**RAW DATA:**
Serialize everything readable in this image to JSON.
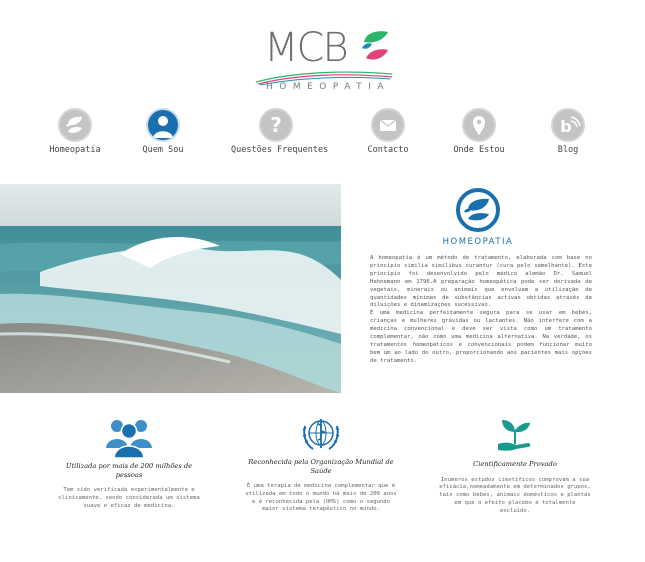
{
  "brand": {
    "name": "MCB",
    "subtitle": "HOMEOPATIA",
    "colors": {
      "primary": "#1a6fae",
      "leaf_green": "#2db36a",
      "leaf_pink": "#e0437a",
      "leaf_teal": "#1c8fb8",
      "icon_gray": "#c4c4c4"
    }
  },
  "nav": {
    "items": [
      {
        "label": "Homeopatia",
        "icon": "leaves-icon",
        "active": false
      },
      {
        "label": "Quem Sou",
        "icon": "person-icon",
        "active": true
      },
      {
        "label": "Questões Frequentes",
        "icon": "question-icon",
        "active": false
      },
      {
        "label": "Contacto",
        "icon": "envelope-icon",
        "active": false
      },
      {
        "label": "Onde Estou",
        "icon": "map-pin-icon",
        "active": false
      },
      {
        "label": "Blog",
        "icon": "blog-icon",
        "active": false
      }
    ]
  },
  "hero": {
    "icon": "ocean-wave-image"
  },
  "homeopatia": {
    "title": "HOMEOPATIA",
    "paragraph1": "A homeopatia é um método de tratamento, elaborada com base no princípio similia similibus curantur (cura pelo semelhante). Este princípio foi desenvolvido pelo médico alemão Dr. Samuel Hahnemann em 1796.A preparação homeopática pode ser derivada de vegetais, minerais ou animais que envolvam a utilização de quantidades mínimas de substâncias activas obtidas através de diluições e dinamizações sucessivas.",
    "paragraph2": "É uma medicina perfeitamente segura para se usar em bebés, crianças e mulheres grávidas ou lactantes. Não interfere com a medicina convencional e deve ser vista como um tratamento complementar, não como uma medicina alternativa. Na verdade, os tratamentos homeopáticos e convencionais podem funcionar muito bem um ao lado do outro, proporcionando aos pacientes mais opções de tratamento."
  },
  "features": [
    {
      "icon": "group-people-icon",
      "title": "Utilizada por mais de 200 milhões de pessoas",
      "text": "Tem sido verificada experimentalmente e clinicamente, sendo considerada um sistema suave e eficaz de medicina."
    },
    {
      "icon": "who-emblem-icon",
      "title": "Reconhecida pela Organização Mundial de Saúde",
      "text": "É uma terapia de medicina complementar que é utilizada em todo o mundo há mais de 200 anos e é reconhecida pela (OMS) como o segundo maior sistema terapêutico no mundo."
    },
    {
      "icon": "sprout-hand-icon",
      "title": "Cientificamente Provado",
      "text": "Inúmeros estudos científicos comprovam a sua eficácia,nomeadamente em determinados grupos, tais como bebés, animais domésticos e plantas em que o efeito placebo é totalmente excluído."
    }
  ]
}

**REQUIRED TASK:** Would you set down the listing exactly, omitting pictures?

**THE REPLY:**
Serialize everything readable in this image to JSON.
{
  "brand": {
    "name": "MCB",
    "subtitle": "HOMEOPATIA",
    "colors": {
      "primary": "#1a6fae",
      "leaf_green": "#2db36a",
      "leaf_pink": "#e0437a",
      "leaf_teal": "#1c8fb8",
      "icon_gray": "#c4c4c4"
    }
  },
  "nav": {
    "items": [
      {
        "label": "Homeopatia",
        "icon": "leaves-icon",
        "active": false
      },
      {
        "label": "Quem Sou",
        "icon": "person-icon",
        "active": true
      },
      {
        "label": "Questões Frequentes",
        "icon": "question-icon",
        "active": false
      },
      {
        "label": "Contacto",
        "icon": "envelope-icon",
        "active": false
      },
      {
        "label": "Onde Estou",
        "icon": "map-pin-icon",
        "active": false
      },
      {
        "label": "Blog",
        "icon": "blog-icon",
        "active": false
      }
    ]
  },
  "hero": {
    "icon": "ocean-wave-image"
  },
  "homeopatia": {
    "title": "HOMEOPATIA",
    "paragraph1": "A homeopatia é um método de tratamento, elaborada com base no princípio similia similibus curantur (cura pelo semelhante). Este princípio foi desenvolvido pelo médico alemão Dr. Samuel Hahnemann em 1796.A preparação homeopática pode ser derivada de vegetais, minerais ou animais que envolvam a utilização de quantidades mínimas de substâncias activas obtidas através de diluições e dinamizações sucessivas.",
    "paragraph2": "É uma medicina perfeitamente segura para se usar em bebés, crianças e mulheres grávidas ou lactantes. Não interfere com a medicina convencional e deve ser vista como um tratamento complementar, não como uma medicina alternativa. Na verdade, os tratamentos homeopáticos e convencionais podem funcionar muito bem um ao lado do outro, proporcionando aos pacientes mais opções de tratamento."
  },
  "features": [
    {
      "icon": "group-people-icon",
      "title": "Utilizada por mais de 200 milhões de pessoas",
      "text": "Tem sido verificada experimentalmente e clinicamente, sendo considerada um sistema suave e eficaz de medicina."
    },
    {
      "icon": "who-emblem-icon",
      "title": "Reconhecida pela Organização Mundial de Saúde",
      "text": "É uma terapia de medicina complementar que é utilizada em todo o mundo há mais de 200 anos e é reconhecida pela (OMS) como o segundo maior sistema terapêutico no mundo."
    },
    {
      "icon": "sprout-hand-icon",
      "title": "Cientificamente Provado",
      "text": "Inúmeros estudos científicos comprovam a sua eficácia,nomeadamente em determinados grupos, tais como bebés, animais domésticos e plantas em que o efeito placebo é totalmente excluído."
    }
  ]
}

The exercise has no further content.